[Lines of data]
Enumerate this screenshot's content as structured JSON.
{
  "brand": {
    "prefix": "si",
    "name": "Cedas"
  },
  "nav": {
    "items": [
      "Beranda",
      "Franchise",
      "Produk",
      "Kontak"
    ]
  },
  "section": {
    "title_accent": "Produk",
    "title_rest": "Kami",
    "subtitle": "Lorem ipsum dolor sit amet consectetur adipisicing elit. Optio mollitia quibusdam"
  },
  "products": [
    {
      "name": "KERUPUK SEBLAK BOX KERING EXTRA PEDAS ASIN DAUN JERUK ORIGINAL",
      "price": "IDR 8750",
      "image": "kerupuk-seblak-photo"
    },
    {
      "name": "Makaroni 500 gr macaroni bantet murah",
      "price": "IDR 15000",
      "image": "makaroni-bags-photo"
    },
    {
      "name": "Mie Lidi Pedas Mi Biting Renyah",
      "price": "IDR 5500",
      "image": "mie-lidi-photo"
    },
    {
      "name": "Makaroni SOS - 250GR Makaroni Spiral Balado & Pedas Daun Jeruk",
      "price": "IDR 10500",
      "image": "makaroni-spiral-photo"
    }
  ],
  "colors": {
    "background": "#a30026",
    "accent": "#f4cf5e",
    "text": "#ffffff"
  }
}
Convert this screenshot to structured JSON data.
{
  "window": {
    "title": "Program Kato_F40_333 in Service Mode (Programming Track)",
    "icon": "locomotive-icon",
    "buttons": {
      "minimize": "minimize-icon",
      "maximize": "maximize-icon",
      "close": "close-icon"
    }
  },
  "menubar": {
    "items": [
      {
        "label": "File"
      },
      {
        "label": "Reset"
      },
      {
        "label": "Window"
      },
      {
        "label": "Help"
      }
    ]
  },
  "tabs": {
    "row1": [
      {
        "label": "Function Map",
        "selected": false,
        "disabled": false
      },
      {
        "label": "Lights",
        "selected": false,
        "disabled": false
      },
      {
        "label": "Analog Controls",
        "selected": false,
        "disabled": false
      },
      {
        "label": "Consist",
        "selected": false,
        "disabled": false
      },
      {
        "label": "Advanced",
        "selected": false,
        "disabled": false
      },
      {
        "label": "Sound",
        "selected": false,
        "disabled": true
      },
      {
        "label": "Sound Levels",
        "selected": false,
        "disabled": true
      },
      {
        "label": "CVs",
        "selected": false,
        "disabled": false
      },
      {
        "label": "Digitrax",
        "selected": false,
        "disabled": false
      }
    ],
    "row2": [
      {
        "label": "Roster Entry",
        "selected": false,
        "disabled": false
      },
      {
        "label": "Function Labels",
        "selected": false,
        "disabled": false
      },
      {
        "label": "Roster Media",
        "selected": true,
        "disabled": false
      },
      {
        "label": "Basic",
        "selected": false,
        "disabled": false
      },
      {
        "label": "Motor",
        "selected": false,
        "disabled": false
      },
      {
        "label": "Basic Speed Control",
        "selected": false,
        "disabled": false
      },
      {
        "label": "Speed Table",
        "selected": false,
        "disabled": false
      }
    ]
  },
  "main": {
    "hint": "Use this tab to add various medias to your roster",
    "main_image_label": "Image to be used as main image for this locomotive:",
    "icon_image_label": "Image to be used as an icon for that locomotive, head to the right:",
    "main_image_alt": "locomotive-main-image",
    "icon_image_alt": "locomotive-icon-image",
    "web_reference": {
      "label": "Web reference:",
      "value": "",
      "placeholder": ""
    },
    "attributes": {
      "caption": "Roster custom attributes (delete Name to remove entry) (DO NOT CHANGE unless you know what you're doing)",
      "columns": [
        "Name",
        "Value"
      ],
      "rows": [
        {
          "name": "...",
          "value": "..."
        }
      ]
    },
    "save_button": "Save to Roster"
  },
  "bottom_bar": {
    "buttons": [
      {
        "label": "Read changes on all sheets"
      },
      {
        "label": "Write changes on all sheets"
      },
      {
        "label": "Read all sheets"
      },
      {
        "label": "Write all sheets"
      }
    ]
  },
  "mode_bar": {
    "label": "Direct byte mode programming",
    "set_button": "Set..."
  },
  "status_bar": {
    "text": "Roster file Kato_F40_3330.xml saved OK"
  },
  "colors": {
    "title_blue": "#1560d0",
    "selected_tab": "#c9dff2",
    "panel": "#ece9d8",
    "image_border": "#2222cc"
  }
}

*What needs to be done*
Write out every entry word for word.

*The reply*
Enumerate this screenshot's content as structured JSON.
{
  "brand": {
    "prefix": "si",
    "name": "Cedas"
  },
  "nav": {
    "items": [
      "Beranda",
      "Franchise",
      "Produk",
      "Kontak"
    ]
  },
  "section": {
    "title_accent": "Produk",
    "title_rest": "Kami",
    "subtitle": "Lorem ipsum dolor sit amet consectetur adipisicing elit. Optio mollitia quibusdam"
  },
  "products": [
    {
      "name": "KERUPUK SEBLAK BOX KERING EXTRA PEDAS ASIN DAUN JERUK ORIGINAL",
      "price": "IDR 8750",
      "image": "kerupuk-seblak-photo"
    },
    {
      "name": "Makaroni 500 gr macaroni bantet murah",
      "price": "IDR 15000",
      "image": "makaroni-bags-photo"
    },
    {
      "name": "Mie Lidi Pedas Mi Biting Renyah",
      "price": "IDR 5500",
      "image": "mie-lidi-photo"
    },
    {
      "name": "Makaroni SOS - 250GR Makaroni Spiral Balado & Pedas Daun Jeruk",
      "price": "IDR 10500",
      "image": "makaroni-spiral-photo"
    }
  ],
  "colors": {
    "background": "#a30026",
    "accent": "#f4cf5e",
    "text": "#ffffff"
  }
}
Convert this screenshot to structured JSON data.
{
  "window": {
    "title": "Program Kato_F40_333 in Service Mode (Programming Track)",
    "icon": "locomotive-icon",
    "buttons": {
      "minimize": "minimize-icon",
      "maximize": "maximize-icon",
      "close": "close-icon"
    }
  },
  "menubar": {
    "items": [
      {
        "label": "File"
      },
      {
        "label": "Reset"
      },
      {
        "label": "Window"
      },
      {
        "label": "Help"
      }
    ]
  },
  "tabs": {
    "row1": [
      {
        "label": "Function Map",
        "selected": false,
        "disabled": false
      },
      {
        "label": "Lights",
        "selected": false,
        "disabled": false
      },
      {
        "label": "Analog Controls",
        "selected": false,
        "disabled": false
      },
      {
        "label": "Consist",
        "selected": false,
        "disabled": false
      },
      {
        "label": "Advanced",
        "selected": false,
        "disabled": false
      },
      {
        "label": "Sound",
        "selected": false,
        "disabled": true
      },
      {
        "label": "Sound Levels",
        "selected": false,
        "disabled": true
      },
      {
        "label": "CVs",
        "selected": false,
        "disabled": false
      },
      {
        "label": "Digitrax",
        "selected": false,
        "disabled": false
      }
    ],
    "row2": [
      {
        "label": "Roster Entry",
        "selected": false,
        "disabled": false
      },
      {
        "label": "Function Labels",
        "selected": false,
        "disabled": false
      },
      {
        "label": "Roster Media",
        "selected": true,
        "disabled": false
      },
      {
        "label": "Basic",
        "selected": false,
        "disabled": false
      },
      {
        "label": "Motor",
        "selected": false,
        "disabled": false
      },
      {
        "label": "Basic Speed Control",
        "selected": false,
        "disabled": false
      },
      {
        "label": "Speed Table",
        "selected": false,
        "disabled": false
      }
    ]
  },
  "main": {
    "hint": "Use this tab to add various medias to your roster",
    "main_image_label": "Image to be used as main image for this locomotive:",
    "icon_image_label": "Image to be used as an icon for that locomotive, head to the right:",
    "main_image_alt": "locomotive-main-image",
    "icon_image_alt": "locomotive-icon-image",
    "web_reference": {
      "label": "Web reference:",
      "value": "",
      "placeholder": ""
    },
    "attributes": {
      "caption": "Roster custom attributes (delete Name to remove entry) (DO NOT CHANGE unless you know what you're doing)",
      "columns": [
        "Name",
        "Value"
      ],
      "rows": [
        {
          "name": "...",
          "value": "..."
        }
      ]
    },
    "save_button": "Save to Roster"
  },
  "bottom_bar": {
    "buttons": [
      {
        "label": "Read changes on all sheets"
      },
      {
        "label": "Write changes on all sheets"
      },
      {
        "label": "Read all sheets"
      },
      {
        "label": "Write all sheets"
      }
    ]
  },
  "mode_bar": {
    "label": "Direct byte mode programming",
    "set_button": "Set..."
  },
  "status_bar": {
    "text": "Roster file Kato_F40_3330.xml saved OK"
  },
  "colors": {
    "title_blue": "#1560d0",
    "selected_tab": "#c9dff2",
    "panel": "#ece9d8",
    "image_border": "#2222cc"
  }
}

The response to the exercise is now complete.